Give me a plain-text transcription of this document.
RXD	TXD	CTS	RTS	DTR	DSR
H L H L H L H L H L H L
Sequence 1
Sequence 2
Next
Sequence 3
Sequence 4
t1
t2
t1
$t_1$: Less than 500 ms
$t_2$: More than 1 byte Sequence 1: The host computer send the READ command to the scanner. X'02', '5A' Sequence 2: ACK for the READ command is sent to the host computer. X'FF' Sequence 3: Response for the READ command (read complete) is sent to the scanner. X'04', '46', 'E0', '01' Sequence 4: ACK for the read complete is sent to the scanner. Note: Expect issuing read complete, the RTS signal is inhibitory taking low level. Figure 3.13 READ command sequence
※ ※ ※
EXERCISE OBJECTIVE => Exact output of every entry is required.

OUTPUT FOR THIS TASK =>
Give me a plain-text transcription of this document.
RXD	TXD	CTS	RTS	DTR	DSR
H L H L H L H L H L H L
Sequence 1
Sequence 2
Next
Sequence 3
Sequence 4
t1
t2
t1
$t_1$: Less than 500 ms
$t_2$: More than 1 byte Sequence 1: The host computer send the READ command to the scanner. X'02', '5A' Sequence 2: ACK for the READ command is sent to the host computer. X'FF' Sequence 3: Response for the READ command (read complete) is sent to the scanner. X'04', '46', 'E0', '01' Sequence 4: ACK for the read complete is sent to the scanner. Note: Expect issuing read complete, the RTS signal is inhibitory taking low level. Figure 3.13 READ command sequence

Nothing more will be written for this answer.